(Data excerpts)
"""

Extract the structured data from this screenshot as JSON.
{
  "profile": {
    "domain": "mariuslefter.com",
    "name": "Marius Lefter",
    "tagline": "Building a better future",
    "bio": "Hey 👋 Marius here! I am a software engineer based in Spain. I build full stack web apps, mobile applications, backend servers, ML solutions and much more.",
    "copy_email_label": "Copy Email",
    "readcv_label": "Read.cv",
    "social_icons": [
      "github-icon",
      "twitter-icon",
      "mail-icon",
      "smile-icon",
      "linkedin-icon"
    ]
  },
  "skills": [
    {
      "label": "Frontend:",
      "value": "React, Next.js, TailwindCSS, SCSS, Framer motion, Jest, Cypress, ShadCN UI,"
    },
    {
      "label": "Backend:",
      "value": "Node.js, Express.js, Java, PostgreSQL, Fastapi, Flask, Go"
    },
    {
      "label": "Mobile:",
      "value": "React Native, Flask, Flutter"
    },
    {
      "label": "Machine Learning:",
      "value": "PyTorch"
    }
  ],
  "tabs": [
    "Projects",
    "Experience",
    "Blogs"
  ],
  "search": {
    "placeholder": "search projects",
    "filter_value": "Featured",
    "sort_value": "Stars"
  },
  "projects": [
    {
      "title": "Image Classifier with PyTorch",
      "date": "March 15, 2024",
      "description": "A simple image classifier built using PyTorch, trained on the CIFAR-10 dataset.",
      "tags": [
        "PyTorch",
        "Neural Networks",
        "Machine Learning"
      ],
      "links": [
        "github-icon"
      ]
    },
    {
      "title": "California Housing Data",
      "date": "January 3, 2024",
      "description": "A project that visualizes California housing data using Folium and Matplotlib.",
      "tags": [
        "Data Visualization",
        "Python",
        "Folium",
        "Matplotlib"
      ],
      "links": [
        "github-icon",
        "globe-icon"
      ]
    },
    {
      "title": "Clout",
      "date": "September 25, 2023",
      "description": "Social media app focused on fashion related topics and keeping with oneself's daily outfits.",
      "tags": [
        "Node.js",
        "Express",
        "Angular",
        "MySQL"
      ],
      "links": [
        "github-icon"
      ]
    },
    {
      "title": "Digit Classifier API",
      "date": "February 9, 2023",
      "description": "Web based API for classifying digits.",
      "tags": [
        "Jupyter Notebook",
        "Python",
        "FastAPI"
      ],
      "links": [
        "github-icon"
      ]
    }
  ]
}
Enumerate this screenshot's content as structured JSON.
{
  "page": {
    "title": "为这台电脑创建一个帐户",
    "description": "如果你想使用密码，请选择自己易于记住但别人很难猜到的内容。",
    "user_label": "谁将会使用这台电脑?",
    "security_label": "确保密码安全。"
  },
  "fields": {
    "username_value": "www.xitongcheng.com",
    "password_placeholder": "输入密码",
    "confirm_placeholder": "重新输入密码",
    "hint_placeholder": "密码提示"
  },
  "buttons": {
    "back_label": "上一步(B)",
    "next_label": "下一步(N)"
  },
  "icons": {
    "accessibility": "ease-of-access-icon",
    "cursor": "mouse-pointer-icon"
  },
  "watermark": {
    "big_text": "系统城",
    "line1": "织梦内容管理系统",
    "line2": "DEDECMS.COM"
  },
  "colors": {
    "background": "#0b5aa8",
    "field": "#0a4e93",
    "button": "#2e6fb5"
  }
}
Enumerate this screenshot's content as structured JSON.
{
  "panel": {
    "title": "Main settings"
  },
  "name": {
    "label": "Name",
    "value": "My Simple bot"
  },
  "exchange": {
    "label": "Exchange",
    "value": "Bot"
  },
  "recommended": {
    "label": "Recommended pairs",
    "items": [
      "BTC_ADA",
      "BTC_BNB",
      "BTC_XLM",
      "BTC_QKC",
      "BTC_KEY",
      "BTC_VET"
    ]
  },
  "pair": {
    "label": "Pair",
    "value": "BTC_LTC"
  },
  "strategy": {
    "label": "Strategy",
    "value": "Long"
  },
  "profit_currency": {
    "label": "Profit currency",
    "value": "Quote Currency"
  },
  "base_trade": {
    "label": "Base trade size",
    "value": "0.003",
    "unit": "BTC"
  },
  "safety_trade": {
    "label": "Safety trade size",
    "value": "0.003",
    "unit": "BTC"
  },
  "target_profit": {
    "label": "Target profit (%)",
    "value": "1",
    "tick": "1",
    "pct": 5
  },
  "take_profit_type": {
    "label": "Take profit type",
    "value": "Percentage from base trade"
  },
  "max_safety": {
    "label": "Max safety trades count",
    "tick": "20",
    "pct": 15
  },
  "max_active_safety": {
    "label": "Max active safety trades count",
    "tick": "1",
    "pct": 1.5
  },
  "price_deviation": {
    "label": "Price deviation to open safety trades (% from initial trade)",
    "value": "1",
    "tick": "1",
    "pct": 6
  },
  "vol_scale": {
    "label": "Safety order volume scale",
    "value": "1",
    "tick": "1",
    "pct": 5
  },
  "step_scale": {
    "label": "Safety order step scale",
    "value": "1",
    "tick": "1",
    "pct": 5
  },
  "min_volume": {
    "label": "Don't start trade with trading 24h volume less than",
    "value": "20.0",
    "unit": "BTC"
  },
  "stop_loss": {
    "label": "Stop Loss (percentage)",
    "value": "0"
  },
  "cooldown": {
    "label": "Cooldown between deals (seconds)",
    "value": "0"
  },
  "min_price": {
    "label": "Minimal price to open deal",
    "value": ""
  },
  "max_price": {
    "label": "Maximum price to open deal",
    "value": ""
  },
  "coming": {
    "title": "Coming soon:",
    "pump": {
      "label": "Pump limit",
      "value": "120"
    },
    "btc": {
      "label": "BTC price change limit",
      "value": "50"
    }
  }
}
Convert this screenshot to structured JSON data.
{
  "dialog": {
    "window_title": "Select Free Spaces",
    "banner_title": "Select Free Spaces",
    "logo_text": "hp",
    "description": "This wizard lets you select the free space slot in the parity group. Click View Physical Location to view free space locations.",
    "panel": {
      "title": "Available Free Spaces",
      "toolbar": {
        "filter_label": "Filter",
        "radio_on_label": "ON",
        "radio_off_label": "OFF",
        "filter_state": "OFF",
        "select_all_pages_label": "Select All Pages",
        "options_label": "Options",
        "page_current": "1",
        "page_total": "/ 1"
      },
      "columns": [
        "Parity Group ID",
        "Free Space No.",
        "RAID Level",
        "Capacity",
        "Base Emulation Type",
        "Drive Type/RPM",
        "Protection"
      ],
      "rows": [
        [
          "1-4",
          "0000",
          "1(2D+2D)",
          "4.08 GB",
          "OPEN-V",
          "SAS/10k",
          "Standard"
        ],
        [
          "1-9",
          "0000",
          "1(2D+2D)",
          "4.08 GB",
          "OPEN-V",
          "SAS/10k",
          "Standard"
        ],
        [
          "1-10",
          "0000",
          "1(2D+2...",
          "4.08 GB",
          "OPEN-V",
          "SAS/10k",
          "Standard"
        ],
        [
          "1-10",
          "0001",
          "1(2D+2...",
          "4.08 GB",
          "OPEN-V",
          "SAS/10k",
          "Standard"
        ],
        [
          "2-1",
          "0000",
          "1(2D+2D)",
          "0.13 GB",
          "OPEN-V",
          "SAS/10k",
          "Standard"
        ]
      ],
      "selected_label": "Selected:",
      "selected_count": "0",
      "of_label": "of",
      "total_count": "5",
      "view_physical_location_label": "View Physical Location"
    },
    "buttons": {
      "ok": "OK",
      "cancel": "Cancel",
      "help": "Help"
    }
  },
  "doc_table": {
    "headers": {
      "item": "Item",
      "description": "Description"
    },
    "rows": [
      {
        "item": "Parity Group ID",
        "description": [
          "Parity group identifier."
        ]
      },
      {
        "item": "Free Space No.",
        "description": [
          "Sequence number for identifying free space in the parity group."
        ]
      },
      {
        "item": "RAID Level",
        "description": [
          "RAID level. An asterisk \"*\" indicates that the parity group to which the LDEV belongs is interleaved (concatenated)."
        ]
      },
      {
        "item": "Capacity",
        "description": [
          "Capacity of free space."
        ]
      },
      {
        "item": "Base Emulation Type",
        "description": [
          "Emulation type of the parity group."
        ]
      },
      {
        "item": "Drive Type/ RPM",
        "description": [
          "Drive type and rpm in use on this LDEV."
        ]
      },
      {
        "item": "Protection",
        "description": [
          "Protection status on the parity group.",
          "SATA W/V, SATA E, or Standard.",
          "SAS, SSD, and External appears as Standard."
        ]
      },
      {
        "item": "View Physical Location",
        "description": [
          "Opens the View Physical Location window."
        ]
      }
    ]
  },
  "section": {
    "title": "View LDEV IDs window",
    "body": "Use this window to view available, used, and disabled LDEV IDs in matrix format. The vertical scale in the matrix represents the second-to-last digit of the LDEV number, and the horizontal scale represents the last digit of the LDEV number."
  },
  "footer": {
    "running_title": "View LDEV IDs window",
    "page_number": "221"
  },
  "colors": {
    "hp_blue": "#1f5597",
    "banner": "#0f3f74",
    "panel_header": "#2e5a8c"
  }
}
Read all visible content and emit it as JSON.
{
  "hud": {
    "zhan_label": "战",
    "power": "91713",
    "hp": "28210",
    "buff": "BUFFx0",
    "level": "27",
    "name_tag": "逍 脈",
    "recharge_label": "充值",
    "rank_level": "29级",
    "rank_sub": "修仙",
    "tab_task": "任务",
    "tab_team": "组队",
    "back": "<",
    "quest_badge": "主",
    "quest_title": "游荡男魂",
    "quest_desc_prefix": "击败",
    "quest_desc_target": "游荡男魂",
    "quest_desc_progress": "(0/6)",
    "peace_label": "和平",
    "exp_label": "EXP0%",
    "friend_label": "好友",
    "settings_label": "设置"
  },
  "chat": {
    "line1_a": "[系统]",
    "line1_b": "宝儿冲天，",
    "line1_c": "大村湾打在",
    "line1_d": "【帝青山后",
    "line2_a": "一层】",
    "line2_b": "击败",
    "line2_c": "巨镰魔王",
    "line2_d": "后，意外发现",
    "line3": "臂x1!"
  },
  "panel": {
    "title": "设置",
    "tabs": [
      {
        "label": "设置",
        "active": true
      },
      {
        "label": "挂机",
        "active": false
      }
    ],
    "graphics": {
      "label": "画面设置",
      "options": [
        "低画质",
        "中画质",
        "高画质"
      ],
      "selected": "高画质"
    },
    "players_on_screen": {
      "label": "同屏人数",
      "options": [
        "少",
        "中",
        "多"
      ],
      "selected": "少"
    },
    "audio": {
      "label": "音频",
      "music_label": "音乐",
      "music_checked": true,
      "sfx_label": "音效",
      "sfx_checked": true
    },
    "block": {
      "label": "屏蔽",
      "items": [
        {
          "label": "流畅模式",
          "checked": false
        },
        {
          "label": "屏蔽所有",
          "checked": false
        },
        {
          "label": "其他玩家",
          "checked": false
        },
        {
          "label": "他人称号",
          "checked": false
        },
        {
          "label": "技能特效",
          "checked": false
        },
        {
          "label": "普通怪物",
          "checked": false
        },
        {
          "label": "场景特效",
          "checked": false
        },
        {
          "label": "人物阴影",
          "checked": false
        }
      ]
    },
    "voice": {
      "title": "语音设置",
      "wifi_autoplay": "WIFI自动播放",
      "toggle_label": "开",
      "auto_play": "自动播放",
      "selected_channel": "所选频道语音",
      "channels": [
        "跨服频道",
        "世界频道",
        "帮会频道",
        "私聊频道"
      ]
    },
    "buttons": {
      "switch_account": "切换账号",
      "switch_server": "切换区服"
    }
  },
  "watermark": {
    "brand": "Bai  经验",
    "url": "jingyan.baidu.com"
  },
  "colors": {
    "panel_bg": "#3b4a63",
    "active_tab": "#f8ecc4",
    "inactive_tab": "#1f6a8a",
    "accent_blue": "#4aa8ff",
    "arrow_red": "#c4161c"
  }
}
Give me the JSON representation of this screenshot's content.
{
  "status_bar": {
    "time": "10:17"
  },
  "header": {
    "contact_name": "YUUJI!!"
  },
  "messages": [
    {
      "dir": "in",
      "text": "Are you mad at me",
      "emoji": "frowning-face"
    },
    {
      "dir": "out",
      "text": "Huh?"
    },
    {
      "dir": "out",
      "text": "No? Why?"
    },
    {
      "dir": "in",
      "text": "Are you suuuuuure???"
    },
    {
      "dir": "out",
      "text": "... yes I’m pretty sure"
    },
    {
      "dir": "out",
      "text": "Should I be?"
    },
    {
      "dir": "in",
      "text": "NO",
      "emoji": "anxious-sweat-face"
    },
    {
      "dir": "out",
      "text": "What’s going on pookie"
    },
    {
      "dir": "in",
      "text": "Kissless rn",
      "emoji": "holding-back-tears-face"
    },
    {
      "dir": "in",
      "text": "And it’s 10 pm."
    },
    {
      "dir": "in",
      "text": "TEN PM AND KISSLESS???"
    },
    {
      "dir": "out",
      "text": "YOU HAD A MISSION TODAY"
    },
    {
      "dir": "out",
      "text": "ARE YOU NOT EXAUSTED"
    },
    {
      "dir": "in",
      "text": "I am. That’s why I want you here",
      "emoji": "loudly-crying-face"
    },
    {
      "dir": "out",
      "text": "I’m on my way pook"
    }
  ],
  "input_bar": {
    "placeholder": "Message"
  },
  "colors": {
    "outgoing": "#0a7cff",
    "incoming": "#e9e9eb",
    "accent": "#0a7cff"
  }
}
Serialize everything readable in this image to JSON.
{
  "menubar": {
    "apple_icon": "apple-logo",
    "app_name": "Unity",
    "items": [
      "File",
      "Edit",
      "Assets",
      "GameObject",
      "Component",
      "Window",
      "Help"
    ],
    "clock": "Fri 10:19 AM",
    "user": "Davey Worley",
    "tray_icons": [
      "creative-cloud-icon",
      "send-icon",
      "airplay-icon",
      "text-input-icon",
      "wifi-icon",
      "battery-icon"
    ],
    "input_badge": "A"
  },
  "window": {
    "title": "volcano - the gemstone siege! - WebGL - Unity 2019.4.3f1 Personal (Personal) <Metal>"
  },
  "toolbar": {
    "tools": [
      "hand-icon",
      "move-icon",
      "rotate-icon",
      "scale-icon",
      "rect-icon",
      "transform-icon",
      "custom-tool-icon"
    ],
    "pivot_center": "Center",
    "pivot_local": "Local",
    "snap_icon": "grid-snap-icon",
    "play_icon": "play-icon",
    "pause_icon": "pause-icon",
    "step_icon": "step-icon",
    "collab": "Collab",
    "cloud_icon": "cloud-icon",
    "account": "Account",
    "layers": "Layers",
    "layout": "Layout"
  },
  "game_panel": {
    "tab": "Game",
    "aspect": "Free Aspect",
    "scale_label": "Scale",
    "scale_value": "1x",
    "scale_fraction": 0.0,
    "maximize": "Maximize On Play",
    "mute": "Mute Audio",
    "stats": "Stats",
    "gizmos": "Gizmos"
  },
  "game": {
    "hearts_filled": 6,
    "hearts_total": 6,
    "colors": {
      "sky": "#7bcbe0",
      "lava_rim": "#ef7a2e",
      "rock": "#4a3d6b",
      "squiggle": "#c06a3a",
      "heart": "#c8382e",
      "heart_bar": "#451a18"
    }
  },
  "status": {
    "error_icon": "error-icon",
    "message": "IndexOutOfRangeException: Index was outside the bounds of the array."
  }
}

"""

What the task requires:
Using the records above, pull out each line where the word "with" occurs.

Problem solution:
      "title": "Image Classifier with PyTorch",
      "description": "Social media app focused on fashion related topics and keeping with oneself's daily outfits.",
    "label": "Don't start trade with trading 24h volume less than",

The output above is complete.